--- DOCUMENT EXCERPT ---

In a year best characterised as “plot by Dostoevsky, script by Groucho Marx”, it was perhaps fitting that the Senate celebrated Christmas by considering legislation that would have prevented Christian schools from teaching the doctrines of Jesus Christ.
If things got to that point, there was, no doubt, plenty of blame to spread around. Why the Turnbull government did not legislate to better protect religious freedom when it enacted the same-sex marriage legislation remains a mystery. Even more incomprehensible is why, having commissioned the review of religious freedom, it then refused to release its report.
Somewhat belatedly, Scott Morrison committed yesterday to implementing the report’s recommendations, including a new religious discrimination act, and threatened to make religious freedom an election issue.
But that came only after Labor, exploiting the government’s slowness to act, launched a surprise attack with its proposal to repeal the current religious exemptions to the sex discrimination law, triggering the clash in the Senate.
Far from being a debate, that clash was a shambles in which logic traded at a deep discount.
Labor, for example, managed to contend both that repealing the current religious exemptions to the sex discrimination law was vital, and that doing so would cause no difficulties, as those exemptions played no practical role. How those claims could be reconciled was left hanging in a thicket of contradictions.
Observing the fiasco unfold, one could only conclude that an invisible enemy had been at work, eroding the foundations of rational thought in this country and replacing them with the intellectual equivalent of crack cocaine.
The victim, of course, was clarity. That choices must be made was presumably obvious to all; what was completely lacking was any sense of the principles that ought to guide them — and the Prime Minister’s announcement has hardly filled the gap.
The reality is that religious freedom has never meant absolute licence. No one recognised that more clearly than John Locke, whose A Letter Concerning Toleration of 1685 shaped subsequent conceptions of religious freedom.
Noting that it was “necessary above all to distinguish between the business of civil government and that of religion”, Locke argued that the state’s inescapable obligation was to ensure the security of its subjects.
As a result, while the state could not intrude on the “worship of the heart which God demands”, the outward actions of the body were “subject to the discretion of the magistrate” in so far as their regulation was required to preserve the peace and involved matters “indifferent to (superior) law”.
Religious freedom therefore conferred no right to injure others, engage in plainly abhorrent conduct or incite disorder.
Preaching that infidels were doomed to eternal damnation was consequently permissible. There could, however, be no justification for preaching that they should be summarily dispatched to their fate.
While those guidelines set outer bounds, it was always apparent that they left many areas of ambiguity that could only be resolved in the light of judgment. That those judgments would evolve in line with social norms was apparent, too. But that doesn’t mean that decisions about religious freedom should be made in a moral vacuum.
On the contrary, their starting point must be the recognition that faith is not a matter of taste: for an Orthodox Jew, wearing a skullcap is not a fashion statement. Rather, religious beliefs are commitments that give meaning to life and define what it is to live with integrity. And just as it is clear that being allowed to live one’s life with integrity is a supreme good, so it is clear that being prevented from doing so is a supreme harm.

---

--- EXERCISE 1 ---
Render the records as a JSON list of strings, one string per line and blank lines omitted, starting at the first line of the records and ending at the line that contains "svg-text:$1,400: $1,400 bbox=[14, 209, 64, 225]".
The records have no connection to the article on religious freedom.

--- INPUT RECORDS ---

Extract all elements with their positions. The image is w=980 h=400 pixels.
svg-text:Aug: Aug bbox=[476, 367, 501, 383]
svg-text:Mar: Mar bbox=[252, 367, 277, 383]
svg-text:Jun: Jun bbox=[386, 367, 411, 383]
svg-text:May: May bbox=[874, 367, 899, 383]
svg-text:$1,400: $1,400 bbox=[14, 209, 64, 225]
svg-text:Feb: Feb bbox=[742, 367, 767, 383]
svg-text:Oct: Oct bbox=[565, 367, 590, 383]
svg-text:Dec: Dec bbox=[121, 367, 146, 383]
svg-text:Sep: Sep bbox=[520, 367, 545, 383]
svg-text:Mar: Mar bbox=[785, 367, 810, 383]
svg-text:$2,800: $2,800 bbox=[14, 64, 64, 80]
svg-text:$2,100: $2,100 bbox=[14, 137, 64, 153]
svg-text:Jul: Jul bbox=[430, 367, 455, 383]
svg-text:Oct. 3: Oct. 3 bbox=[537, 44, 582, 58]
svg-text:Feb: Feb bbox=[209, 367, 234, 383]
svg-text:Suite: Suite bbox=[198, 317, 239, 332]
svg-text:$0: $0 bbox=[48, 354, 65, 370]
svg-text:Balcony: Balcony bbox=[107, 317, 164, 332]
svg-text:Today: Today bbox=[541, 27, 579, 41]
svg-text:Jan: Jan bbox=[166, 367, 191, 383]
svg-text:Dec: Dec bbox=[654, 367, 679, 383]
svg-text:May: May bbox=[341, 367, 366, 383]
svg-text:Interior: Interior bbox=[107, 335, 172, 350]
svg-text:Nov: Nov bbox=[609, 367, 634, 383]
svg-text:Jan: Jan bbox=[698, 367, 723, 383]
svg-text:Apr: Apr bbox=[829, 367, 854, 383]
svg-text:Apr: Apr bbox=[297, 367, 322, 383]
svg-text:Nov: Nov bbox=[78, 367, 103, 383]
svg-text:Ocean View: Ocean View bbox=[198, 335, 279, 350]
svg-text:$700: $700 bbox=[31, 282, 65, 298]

---

--- EXERCISE 2 ---
Reproduce the passage of the religious freedom article starting at "If things got" and ending at "release its report.".

--- WRITTEN SOLUTION 1 ---
[
  "Extract all elements with their positions. The image is w=980 h=400 pixels.",
  "svg-text:Aug: Aug bbox=[476, 367, 501, 383]",
  "svg-text:Mar: Mar bbox=[252, 367, 277, 383]",
  "svg-text:Jun: Jun bbox=[386, 367, 411, 383]",
  "svg-text:May: May bbox=[874, 367, 899, 383]",
  "svg-text:$1,400: $1,400 bbox=[14, 209, 64, 225]"
]

--- WRITTEN SOLUTION 2 ---
If things got to that point, there was, no doubt, plenty of blame to spread around. Why the Turnbull government did not legislate to better protect religious freedom when it enacted the same-sex marriage legislation remains a mystery. Even more incomprehensible is why, having commissioned the review of religious freedom, it then refused to release its report.